→ **GIVEN REQUEST**
Render every entry exactly as it appears.

→ **TASK MATERIAL**
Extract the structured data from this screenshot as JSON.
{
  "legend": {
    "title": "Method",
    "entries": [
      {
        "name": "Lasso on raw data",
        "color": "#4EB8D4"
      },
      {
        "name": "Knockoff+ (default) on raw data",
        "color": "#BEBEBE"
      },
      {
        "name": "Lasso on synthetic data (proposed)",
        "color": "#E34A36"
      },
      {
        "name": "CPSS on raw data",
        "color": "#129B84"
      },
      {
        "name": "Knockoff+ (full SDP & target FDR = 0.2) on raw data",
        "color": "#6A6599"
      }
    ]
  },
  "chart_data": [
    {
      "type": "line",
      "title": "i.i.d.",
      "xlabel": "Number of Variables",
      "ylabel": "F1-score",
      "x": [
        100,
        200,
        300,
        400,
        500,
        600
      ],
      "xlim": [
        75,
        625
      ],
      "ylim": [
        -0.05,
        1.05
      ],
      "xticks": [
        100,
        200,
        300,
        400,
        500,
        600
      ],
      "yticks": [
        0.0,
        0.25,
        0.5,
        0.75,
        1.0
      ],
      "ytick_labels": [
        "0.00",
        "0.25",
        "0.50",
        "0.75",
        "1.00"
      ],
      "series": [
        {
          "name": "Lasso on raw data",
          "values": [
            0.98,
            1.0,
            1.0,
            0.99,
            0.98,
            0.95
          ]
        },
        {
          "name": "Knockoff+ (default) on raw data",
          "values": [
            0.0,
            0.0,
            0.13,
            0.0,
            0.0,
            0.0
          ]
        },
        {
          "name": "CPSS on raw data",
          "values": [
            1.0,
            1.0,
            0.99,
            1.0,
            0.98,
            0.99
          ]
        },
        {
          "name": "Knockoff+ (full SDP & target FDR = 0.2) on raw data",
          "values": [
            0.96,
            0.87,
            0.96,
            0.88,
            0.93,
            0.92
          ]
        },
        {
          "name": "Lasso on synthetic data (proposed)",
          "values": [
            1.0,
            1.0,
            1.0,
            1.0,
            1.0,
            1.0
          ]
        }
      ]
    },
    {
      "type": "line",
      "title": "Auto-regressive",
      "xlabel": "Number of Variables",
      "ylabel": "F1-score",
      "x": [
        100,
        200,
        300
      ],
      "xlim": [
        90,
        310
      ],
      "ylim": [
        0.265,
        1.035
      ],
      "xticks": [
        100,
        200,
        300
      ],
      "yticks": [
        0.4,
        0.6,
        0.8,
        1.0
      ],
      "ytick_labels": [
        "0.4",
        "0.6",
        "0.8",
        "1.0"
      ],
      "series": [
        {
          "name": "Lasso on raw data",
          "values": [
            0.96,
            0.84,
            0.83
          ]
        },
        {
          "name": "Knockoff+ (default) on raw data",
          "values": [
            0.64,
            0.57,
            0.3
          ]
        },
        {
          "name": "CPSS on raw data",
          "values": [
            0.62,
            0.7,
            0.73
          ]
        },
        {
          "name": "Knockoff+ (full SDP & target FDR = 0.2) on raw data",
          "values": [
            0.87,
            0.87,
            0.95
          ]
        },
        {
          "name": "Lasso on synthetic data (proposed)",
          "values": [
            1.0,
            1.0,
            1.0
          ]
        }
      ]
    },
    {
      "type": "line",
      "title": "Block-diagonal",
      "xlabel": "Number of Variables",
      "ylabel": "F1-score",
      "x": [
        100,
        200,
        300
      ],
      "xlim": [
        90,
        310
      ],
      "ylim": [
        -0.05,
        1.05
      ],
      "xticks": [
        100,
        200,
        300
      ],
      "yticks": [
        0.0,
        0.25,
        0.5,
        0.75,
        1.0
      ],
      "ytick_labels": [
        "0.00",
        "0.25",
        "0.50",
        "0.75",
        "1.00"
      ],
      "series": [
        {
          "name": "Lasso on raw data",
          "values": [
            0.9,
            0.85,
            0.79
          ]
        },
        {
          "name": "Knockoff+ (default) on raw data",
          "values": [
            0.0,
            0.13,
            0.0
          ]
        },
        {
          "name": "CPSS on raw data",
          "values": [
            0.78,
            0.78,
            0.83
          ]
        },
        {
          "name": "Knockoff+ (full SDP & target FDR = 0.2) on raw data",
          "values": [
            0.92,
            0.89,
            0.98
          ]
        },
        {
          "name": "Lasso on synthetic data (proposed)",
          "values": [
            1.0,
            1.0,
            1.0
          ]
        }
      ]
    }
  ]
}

→ **SOLUTION FOR THIS TASK**
Extract the structured data from this screenshot as JSON.
{
  "legend": {
    "title": "Method",
    "entries": [
      {
        "name": "Lasso on raw data",
        "color": "#4EB8D4"
      },
      {
        "name": "Knockoff+ (default) on raw data",
        "color": "#BEBEBE"
      },
      {
        "name": "Lasso on synthetic data (proposed)",
        "color": "#E34A36"
      },
      {
        "name": "CPSS on raw data",
        "color": "#129B84"
      },
      {
        "name": "Knockoff+ (full SDP & target FDR = 0.2) on raw data",
        "color": "#6A6599"
      }
    ]
  },
  "chart_data": [
    {
      "type": "line",
      "title": "i.i.d.",
      "xlabel": "Number of Variables",
      "ylabel": "F1-score",
      "x": [
        100,
        200,
        300,
        400,
        500,
        600
      ],
      "xlim": [
        75,
        625
      ],
      "ylim": [
        -0.05,
        1.05
      ],
      "xticks": [
        100,
        200,
        300,
        400,
        500,
        600
      ],
      "yticks": [
        0.0,
        0.25,
        0.5,
        0.75,
        1.0
      ],
      "ytick_labels": [
        "0.00",
        "0.25",
        "0.50",
        "0.75",
        "1.00"
      ],
      "series": [
        {
          "name": "Lasso on raw data",
          "values": [
            0.98,
            1.0,
            1.0,
            0.99,
            0.98,
            0.95
          ]
        },
        {
          "name": "Knockoff+ (default) on raw data",
          "values": [
            0.0,
            0.0,
            0.13,
            0.0,
            0.0,
            0.0
          ]
        },
        {
          "name": "CPSS on raw data",
          "values": [
            1.0,
            1.0,
            0.99,
            1.0,
            0.98,
            0.99
          ]
        },
        {
          "name": "Knockoff+ (full SDP & target FDR = 0.2) on raw data",
          "values": [
            0.96,
            0.87,
            0.96,
            0.88,
            0.93,
            0.92
          ]
        },
        {
          "name": "Lasso on synthetic data (proposed)",
          "values": [
            1.0,
            1.0,
            1.0,
            1.0,
            1.0,
            1.0
          ]
        }
      ]
    },
    {
      "type": "line",
      "title": "Auto-regressive",
      "xlabel": "Number of Variables",
      "ylabel": "F1-score",
      "x": [
        100,
        200,
        300
      ],
      "xlim": [
        90,
        310
      ],
      "ylim": [
        0.265,
        1.035
      ],
      "xticks": [
        100,
        200,
        300
      ],
      "yticks": [
        0.4,
        0.6,
        0.8,
        1.0
      ],
      "ytick_labels": [
        "0.4",
        "0.6",
        "0.8",
        "1.0"
      ],
      "series": [
        {
          "name": "Lasso on raw data",
          "values": [
            0.96,
            0.84,
            0.83
          ]
        },
        {
          "name": "Knockoff+ (default) on raw data",
          "values": [
            0.64,
            0.57,
            0.3
          ]
        },
        {
          "name": "CPSS on raw data",
          "values": [
            0.62,
            0.7,
            0.73
          ]
        },
        {
          "name": "Knockoff+ (full SDP & target FDR = 0.2) on raw data",
          "values": [
            0.87,
            0.87,
            0.95
          ]
        },
        {
          "name": "Lasso on synthetic data (proposed)",
          "values": [
            1.0,
            1.0,
            1.0
          ]
        }
      ]
    },
    {
      "type": "line",
      "title": "Block-diagonal",
      "xlabel": "Number of Variables",
      "ylabel": "F1-score",
      "x": [
        100,
        200,
        300
      ],
      "xlim": [
        90,
        310
      ],
      "ylim": [
        -0.05,
        1.05
      ],
      "xticks": [
        100,
        200,
        300
      ],
      "yticks": [
        0.0,
        0.25,
        0.5,
        0.75,
        1.0
      ],
      "ytick_labels": [
        "0.00",
        "0.25",
        "0.50",
        "0.75",
        "1.00"
      ],
      "series": [
        {
          "name": "Lasso on raw data",
          "values": [
            0.9,
            0.85,
            0.79
          ]
        },
        {
          "name": "Knockoff+ (default) on raw data",
          "values": [
            0.0,
            0.13,
            0.0
          ]
        },
        {
          "name": "CPSS on raw data",
          "values": [
            0.78,
            0.78,
            0.83
          ]
        },
        {
          "name": "Knockoff+ (full SDP & target FDR = 0.2) on raw data",
          "values": [
            0.92,
            0.89,
            0.98
          ]
        },
        {
          "name": "Lasso on synthetic data (proposed)",
          "values": [
            1.0,
            1.0,
            1.0
          ]
        }
      ]
    }
  ]
}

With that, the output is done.